◆ **What to work on**
Could you print all the entries exactly?

◆ **Extracted material**
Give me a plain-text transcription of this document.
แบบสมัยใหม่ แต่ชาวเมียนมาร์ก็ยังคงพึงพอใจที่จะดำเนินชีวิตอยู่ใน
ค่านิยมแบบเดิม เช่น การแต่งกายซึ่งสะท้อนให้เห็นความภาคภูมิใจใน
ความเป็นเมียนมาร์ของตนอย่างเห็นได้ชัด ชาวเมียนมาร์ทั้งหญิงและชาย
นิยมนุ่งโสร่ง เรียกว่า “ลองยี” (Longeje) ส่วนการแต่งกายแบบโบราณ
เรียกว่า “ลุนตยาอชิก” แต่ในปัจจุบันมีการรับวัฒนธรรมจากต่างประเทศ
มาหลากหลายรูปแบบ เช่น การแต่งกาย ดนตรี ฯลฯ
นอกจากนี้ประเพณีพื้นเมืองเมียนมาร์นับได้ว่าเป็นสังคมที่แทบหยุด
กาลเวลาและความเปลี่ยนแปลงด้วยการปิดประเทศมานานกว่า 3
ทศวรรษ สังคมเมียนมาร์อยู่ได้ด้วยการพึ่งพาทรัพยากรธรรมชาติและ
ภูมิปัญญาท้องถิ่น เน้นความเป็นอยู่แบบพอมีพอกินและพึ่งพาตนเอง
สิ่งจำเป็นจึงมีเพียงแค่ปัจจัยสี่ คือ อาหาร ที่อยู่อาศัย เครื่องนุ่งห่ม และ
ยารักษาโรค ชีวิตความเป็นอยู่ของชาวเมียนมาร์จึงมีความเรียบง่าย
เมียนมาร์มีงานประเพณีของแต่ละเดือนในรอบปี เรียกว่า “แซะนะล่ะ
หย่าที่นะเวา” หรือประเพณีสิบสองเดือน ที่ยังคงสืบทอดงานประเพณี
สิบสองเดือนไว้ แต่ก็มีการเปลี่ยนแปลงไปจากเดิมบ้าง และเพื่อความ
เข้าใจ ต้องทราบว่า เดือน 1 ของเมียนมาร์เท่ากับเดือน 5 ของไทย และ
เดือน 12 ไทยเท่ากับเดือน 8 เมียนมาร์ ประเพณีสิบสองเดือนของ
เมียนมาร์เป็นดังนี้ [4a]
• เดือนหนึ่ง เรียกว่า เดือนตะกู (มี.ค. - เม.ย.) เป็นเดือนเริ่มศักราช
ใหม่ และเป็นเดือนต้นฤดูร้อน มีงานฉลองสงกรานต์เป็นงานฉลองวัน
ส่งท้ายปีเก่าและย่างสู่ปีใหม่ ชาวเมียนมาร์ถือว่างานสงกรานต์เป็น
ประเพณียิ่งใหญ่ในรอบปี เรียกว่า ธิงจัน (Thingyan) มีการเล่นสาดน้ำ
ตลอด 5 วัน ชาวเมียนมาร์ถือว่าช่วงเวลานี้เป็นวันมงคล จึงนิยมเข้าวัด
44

◆ **Full answer**
Give me a plain-text transcription of this document.
แบบสมัยใหม่ แต่ชาวเมียนมาร์ก็ยังคงพึงพอใจที่จะดำเนินชีวิตอยู่ใน
ค่านิยมแบบเดิม เช่น การแต่งกายซึ่งสะท้อนให้เห็นความภาคภูมิใจใน
ความเป็นเมียนมาร์ของตนอย่างเห็นได้ชัด ชาวเมียนมาร์ทั้งหญิงและชาย
นิยมนุ่งโสร่ง เรียกว่า “ลองยี” (Longeje) ส่วนการแต่งกายแบบโบราณ
เรียกว่า “ลุนตยาอชิก” แต่ในปัจจุบันมีการรับวัฒนธรรมจากต่างประเทศ
มาหลากหลายรูปแบบ เช่น การแต่งกาย ดนตรี ฯลฯ
นอกจากนี้ประเพณีพื้นเมืองเมียนมาร์นับได้ว่าเป็นสังคมที่แทบหยุด
กาลเวลาและความเปลี่ยนแปลงด้วยการปิดประเทศมานานกว่า 3
ทศวรรษ สังคมเมียนมาร์อยู่ได้ด้วยการพึ่งพาทรัพยากรธรรมชาติและ
ภูมิปัญญาท้องถิ่น เน้นความเป็นอยู่แบบพอมีพอกินและพึ่งพาตนเอง
สิ่งจำเป็นจึงมีเพียงแค่ปัจจัยสี่ คือ อาหาร ที่อยู่อาศัย เครื่องนุ่งห่ม และ
ยารักษาโรค ชีวิตความเป็นอยู่ของชาวเมียนมาร์จึงมีความเรียบง่าย
เมียนมาร์มีงานประเพณีของแต่ละเดือนในรอบปี เรียกว่า “แซะนะล่ะ
หย่าที่นะเวา” หรือประเพณีสิบสองเดือน ที่ยังคงสืบทอดงานประเพณี
สิบสองเดือนไว้ แต่ก็มีการเปลี่ยนแปลงไปจากเดิมบ้าง และเพื่อความ
เข้าใจ ต้องทราบว่า เดือน 1 ของเมียนมาร์เท่ากับเดือน 5 ของไทย และ
เดือน 12 ไทยเท่ากับเดือน 8 เมียนมาร์ ประเพณีสิบสองเดือนของ
เมียนมาร์เป็นดังนี้ [4a]
• เดือนหนึ่ง เรียกว่า เดือนตะกู (มี.ค. - เม.ย.) เป็นเดือนเริ่มศักราช
ใหม่ และเป็นเดือนต้นฤดูร้อน มีงานฉลองสงกรานต์เป็นงานฉลองวัน
ส่งท้ายปีเก่าและย่างสู่ปีใหม่ ชาวเมียนมาร์ถือว่างานสงกรานต์เป็น
ประเพณียิ่งใหญ่ในรอบปี เรียกว่า ธิงจัน (Thingyan) มีการเล่นสาดน้ำ
ตลอด 5 วัน ชาวเมียนมาร์ถือว่าช่วงเวลานี้เป็นวันมงคล จึงนิยมเข้าวัด
44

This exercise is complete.